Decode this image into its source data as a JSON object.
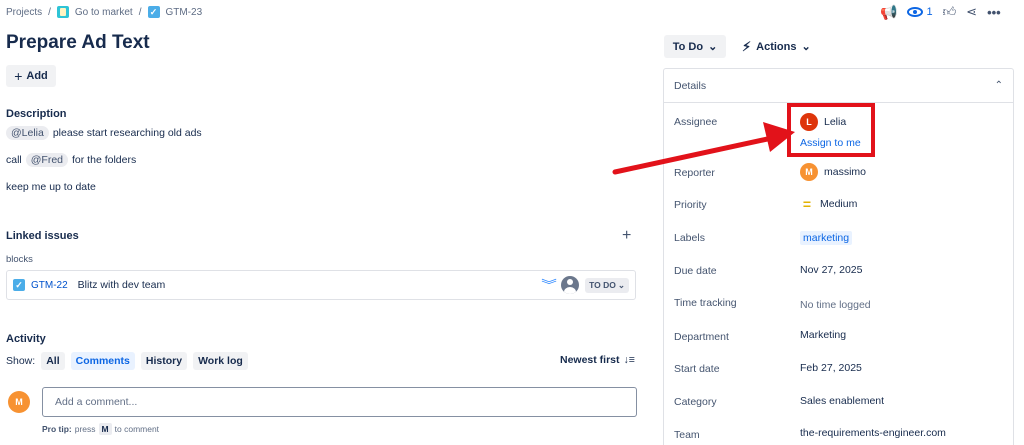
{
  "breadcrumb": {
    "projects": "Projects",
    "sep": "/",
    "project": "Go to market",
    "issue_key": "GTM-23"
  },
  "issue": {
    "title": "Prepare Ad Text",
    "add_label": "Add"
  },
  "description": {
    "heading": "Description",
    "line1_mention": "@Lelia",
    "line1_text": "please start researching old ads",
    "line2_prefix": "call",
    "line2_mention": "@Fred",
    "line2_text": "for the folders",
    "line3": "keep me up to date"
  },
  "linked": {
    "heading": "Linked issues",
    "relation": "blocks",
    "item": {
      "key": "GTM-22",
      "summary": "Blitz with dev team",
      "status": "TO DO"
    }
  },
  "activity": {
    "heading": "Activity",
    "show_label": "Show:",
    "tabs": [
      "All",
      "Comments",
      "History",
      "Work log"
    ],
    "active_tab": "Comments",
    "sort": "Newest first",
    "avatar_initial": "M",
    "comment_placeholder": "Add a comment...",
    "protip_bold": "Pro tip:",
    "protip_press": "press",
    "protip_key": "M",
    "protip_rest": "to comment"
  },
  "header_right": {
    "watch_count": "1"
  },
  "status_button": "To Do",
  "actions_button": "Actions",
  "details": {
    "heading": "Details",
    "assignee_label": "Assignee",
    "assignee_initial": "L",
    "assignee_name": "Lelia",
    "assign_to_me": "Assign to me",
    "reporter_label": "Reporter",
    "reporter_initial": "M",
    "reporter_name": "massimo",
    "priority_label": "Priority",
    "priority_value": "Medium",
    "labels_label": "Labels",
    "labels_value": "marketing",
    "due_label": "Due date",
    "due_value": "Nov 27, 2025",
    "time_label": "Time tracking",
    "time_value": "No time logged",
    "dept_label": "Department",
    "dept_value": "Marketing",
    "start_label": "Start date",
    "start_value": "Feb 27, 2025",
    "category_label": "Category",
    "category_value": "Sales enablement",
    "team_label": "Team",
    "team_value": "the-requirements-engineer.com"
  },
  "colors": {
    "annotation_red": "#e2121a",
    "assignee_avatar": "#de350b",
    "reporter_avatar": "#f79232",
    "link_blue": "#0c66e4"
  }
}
──────────
▶ [AIM OF THE EXERCISE] Without including any pictures, output all the entries above exactly.

▶ [SOLVED PROBLEM]
Decode this image into its source data as a JSON object.
{
  "breadcrumb": {
    "projects": "Projects",
    "sep": "/",
    "project": "Go to market",
    "issue_key": "GTM-23"
  },
  "issue": {
    "title": "Prepare Ad Text",
    "add_label": "Add"
  },
  "description": {
    "heading": "Description",
    "line1_mention": "@Lelia",
    "line1_text": "please start researching old ads",
    "line2_prefix": "call",
    "line2_mention": "@Fred",
    "line2_text": "for the folders",
    "line3": "keep me up to date"
  },
  "linked": {
    "heading": "Linked issues",
    "relation": "blocks",
    "item": {
      "key": "GTM-22",
      "summary": "Blitz with dev team",
      "status": "TO DO"
    }
  },
  "activity": {
    "heading": "Activity",
    "show_label": "Show:",
    "tabs": [
      "All",
      "Comments",
      "History",
      "Work log"
    ],
    "active_tab": "Comments",
    "sort": "Newest first",
    "avatar_initial": "M",
    "comment_placeholder": "Add a comment...",
    "protip_bold": "Pro tip:",
    "protip_press": "press",
    "protip_key": "M",
    "protip_rest": "to comment"
  },
  "header_right": {
    "watch_count": "1"
  },
  "status_button": "To Do",
  "actions_button": "Actions",
  "details": {
    "heading": "Details",
    "assignee_label": "Assignee",
    "assignee_initial": "L",
    "assignee_name": "Lelia",
    "assign_to_me": "Assign to me",
    "reporter_label": "Reporter",
    "reporter_initial": "M",
    "reporter_name": "massimo",
    "priority_label": "Priority",
    "priority_value": "Medium",
    "labels_label": "Labels",
    "labels_value": "marketing",
    "due_label": "Due date",
    "due_value": "Nov 27, 2025",
    "time_label": "Time tracking",
    "time_value": "No time logged",
    "dept_label": "Department",
    "dept_value": "Marketing",
    "start_label": "Start date",
    "start_value": "Feb 27, 2025",
    "category_label": "Category",
    "category_value": "Sales enablement",
    "team_label": "Team",
    "team_value": "the-requirements-engineer.com"
  },
  "colors": {
    "annotation_red": "#e2121a",
    "assignee_avatar": "#de350b",
    "reporter_avatar": "#f79232",
    "link_blue": "#0c66e4"
  }
}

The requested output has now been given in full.